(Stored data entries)

◆ ◆ ◆

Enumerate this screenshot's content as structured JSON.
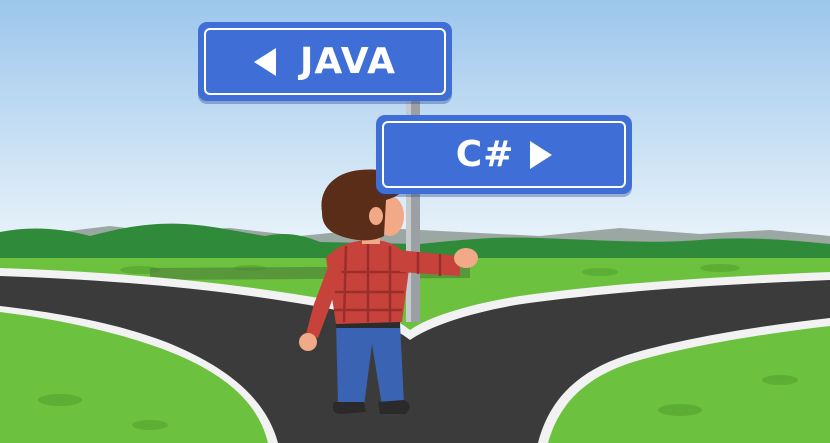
{
  "signs": {
    "java": {
      "label": "JAVA",
      "arrow_icon": "arrow-left-icon"
    },
    "csharp": {
      "label": "C#",
      "arrow_icon": "arrow-right-icon"
    }
  },
  "colors": {
    "sign_blue": "#3f6fd6",
    "sky_top": "#9cc6ec",
    "sky_bottom": "#eef6fb",
    "grass": "#6cc13e",
    "hills": "#2f8a3a",
    "road": "#3b3b3b",
    "shirt": "#c8423c",
    "jeans": "#3b63b3",
    "hair": "#5a2d18"
  }
}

◆ ◆ ◆

*Stated task:*
Copy every record above exactly as written, but leave out the pictures.

*Task response:*
Enumerate this screenshot's content as structured JSON.
{
  "signs": {
    "java": {
      "label": "JAVA",
      "arrow_icon": "arrow-left-icon"
    },
    "csharp": {
      "label": "C#",
      "arrow_icon": "arrow-right-icon"
    }
  },
  "colors": {
    "sign_blue": "#3f6fd6",
    "sky_top": "#9cc6ec",
    "sky_bottom": "#eef6fb",
    "grass": "#6cc13e",
    "hills": "#2f8a3a",
    "road": "#3b3b3b",
    "shirt": "#c8423c",
    "jeans": "#3b63b3",
    "hair": "#5a2d18"
  }
}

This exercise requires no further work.